* [SUPPLIED TEXT]
────────────────────────────────────────

# Wireless / Bluetooth in the studio?



## Josh Richman (Nov 4, 2017)

Why do most professional studios never use a Bluetooth keyboard and mouse? Do they emit a frequency that interferes with the sound? Is it a battery thing? Just curious...

And yet there is the logic remote app on iPad.


----------



## Phryq (Nov 4, 2017)

I'm planning to do a setup where I remotely control my main PC with a laptop, so I can be anywhere in my apartment, but have full power of my PC.

But I guess this is different than what you're thinking.


----------



## ptram (Nov 4, 2017)

Apart for the trackpad, I use Logic Remote and TocuhOSC apps to remotely control my DAW and sounds with an iPad.


----------



## Phryq (Nov 4, 2017)

I've used OSC, but there's a slight latency which I can't tolerate.


----------



## kitekrazy (Nov 4, 2017)

Josh Richman said:


> Why do most professional studios never use a Bluetooth keyboard and mouse? Do they emit a frequency that interferes with the sound? Is it a battery thing? Just curious...
> 
> And yet there is the logic remote app on iPad.



Sometimes those blue tooth devices by Logitech suck if you move around. Odd that PCI is phased out while the P/S2 still remains on boards.


----------



## rrichard63 (Nov 4, 2017)

If I recall correctly, the main issue is not interference but CPU load. That said, I do use wireless keyboards and mice because having both on the same USB receiver frees up a USB port, as well as decreasing cable clutter. I keep meaning to rethink that, but never do.

────────────────────────────────────────

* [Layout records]
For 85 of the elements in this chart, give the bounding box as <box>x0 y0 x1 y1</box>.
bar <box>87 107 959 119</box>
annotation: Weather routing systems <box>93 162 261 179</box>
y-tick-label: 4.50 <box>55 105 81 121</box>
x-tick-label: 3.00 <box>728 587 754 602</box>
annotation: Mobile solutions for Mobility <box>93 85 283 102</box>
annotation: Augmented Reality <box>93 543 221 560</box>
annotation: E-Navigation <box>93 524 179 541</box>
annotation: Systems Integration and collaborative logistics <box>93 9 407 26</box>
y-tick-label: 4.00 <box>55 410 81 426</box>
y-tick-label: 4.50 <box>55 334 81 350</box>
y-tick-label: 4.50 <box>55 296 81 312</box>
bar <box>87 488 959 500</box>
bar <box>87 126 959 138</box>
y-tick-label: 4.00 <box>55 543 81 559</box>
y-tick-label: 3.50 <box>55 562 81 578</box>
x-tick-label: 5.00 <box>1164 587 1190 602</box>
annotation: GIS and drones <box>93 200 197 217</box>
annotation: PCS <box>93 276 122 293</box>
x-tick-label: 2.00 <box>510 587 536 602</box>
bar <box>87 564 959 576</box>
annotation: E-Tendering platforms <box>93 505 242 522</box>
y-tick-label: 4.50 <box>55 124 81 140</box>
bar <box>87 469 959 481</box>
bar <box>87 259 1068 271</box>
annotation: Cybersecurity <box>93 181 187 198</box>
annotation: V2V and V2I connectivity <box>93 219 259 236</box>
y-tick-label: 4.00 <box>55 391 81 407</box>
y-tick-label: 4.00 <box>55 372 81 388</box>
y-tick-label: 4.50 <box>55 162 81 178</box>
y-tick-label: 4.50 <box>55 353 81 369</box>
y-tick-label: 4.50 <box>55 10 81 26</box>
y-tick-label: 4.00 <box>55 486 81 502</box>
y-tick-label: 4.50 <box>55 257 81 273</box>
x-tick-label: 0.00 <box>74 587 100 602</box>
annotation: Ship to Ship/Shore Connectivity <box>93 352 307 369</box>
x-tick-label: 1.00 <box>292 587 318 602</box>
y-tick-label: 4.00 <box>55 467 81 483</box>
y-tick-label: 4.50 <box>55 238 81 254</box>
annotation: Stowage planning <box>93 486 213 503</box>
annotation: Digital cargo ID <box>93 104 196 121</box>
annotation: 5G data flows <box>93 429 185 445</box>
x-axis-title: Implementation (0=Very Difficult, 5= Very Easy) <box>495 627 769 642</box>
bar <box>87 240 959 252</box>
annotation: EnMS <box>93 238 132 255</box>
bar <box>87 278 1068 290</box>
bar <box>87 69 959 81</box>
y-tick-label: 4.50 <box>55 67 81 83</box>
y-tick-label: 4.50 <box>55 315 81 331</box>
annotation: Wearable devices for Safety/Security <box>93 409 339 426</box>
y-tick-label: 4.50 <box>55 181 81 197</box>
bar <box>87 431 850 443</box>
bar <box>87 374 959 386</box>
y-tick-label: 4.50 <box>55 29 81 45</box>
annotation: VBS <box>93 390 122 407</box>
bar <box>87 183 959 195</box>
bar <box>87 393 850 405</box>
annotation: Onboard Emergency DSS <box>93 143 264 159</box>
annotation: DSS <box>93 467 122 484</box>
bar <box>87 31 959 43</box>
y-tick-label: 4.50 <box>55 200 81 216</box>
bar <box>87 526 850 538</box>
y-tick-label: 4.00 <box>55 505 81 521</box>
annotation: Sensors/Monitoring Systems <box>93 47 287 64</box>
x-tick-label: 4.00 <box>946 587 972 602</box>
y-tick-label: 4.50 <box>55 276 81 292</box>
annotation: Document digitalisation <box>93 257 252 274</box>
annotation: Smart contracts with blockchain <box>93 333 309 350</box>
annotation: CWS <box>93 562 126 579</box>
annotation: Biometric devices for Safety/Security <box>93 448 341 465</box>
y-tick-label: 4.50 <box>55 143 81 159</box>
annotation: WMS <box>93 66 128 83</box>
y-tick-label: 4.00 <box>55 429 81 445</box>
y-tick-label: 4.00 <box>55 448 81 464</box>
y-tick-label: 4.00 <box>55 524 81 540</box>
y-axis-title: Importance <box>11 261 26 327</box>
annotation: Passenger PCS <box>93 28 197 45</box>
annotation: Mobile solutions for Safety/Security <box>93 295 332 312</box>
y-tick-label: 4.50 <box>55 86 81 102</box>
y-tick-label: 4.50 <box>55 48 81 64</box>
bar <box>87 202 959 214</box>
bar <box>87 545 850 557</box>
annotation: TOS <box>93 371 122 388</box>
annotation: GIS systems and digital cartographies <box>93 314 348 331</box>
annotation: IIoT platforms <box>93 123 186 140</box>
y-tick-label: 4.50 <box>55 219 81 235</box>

────────────────────────────────────────

* [PROBLEMS TO SOLVE]
a) Please return the studio Bluetooth thread from "Sometimes those blue" to "rrichard63 (Nov 4, 2017)".
b) In the studio Bluetooth thread, what does Phryq say he can't tolerate when using OSC?

* [RESPONSES PER TASK]
a)
Sometimes those blue tooth devices by Logitech suck if you move around. Odd that PCI is phased out while the P/S2 still remains on boards.


----------



## rrichard63 (Nov 4, 2017)

b) A slight latency.